The request ▸ Switch each "data-point" in the rows below to "marker", and write out all the rows with nothing else changed.

Recorded data ▸
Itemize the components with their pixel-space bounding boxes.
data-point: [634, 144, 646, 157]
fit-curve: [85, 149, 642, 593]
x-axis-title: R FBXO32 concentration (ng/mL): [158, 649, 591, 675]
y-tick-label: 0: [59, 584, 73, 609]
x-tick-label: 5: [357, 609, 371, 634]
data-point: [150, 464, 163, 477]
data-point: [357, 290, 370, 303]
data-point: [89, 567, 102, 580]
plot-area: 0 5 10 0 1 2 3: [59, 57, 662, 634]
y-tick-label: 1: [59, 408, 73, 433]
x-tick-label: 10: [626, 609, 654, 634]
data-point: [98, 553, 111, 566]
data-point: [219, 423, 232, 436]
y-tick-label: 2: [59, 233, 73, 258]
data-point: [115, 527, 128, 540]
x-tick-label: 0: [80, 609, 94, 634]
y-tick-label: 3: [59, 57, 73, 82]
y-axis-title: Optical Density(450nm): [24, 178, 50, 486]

Exercise result ▸
Itemize the components with their pixel-space bounding boxes.
marker: [634, 144, 646, 157]
fit-curve: [85, 149, 642, 593]
x-axis-title: R FBXO32 concentration (ng/mL): [158, 649, 591, 675]
y-tick-label: 0: [59, 584, 73, 609]
x-tick-label: 5: [357, 609, 371, 634]
marker: [150, 464, 163, 477]
marker: [357, 290, 370, 303]
marker: [89, 567, 102, 580]
plot-area: 0 5 10 0 1 2 3: [59, 57, 662, 634]
y-tick-label: 1: [59, 408, 73, 433]
x-tick-label: 10: [626, 609, 654, 634]
marker: [98, 553, 111, 566]
marker: [219, 423, 232, 436]
y-tick-label: 2: [59, 233, 73, 258]
marker: [115, 527, 128, 540]
x-tick-label: 0: [80, 609, 94, 634]
y-tick-label: 3: [59, 57, 73, 82]
y-axis-title: Optical Density(450nm): [24, 178, 50, 486]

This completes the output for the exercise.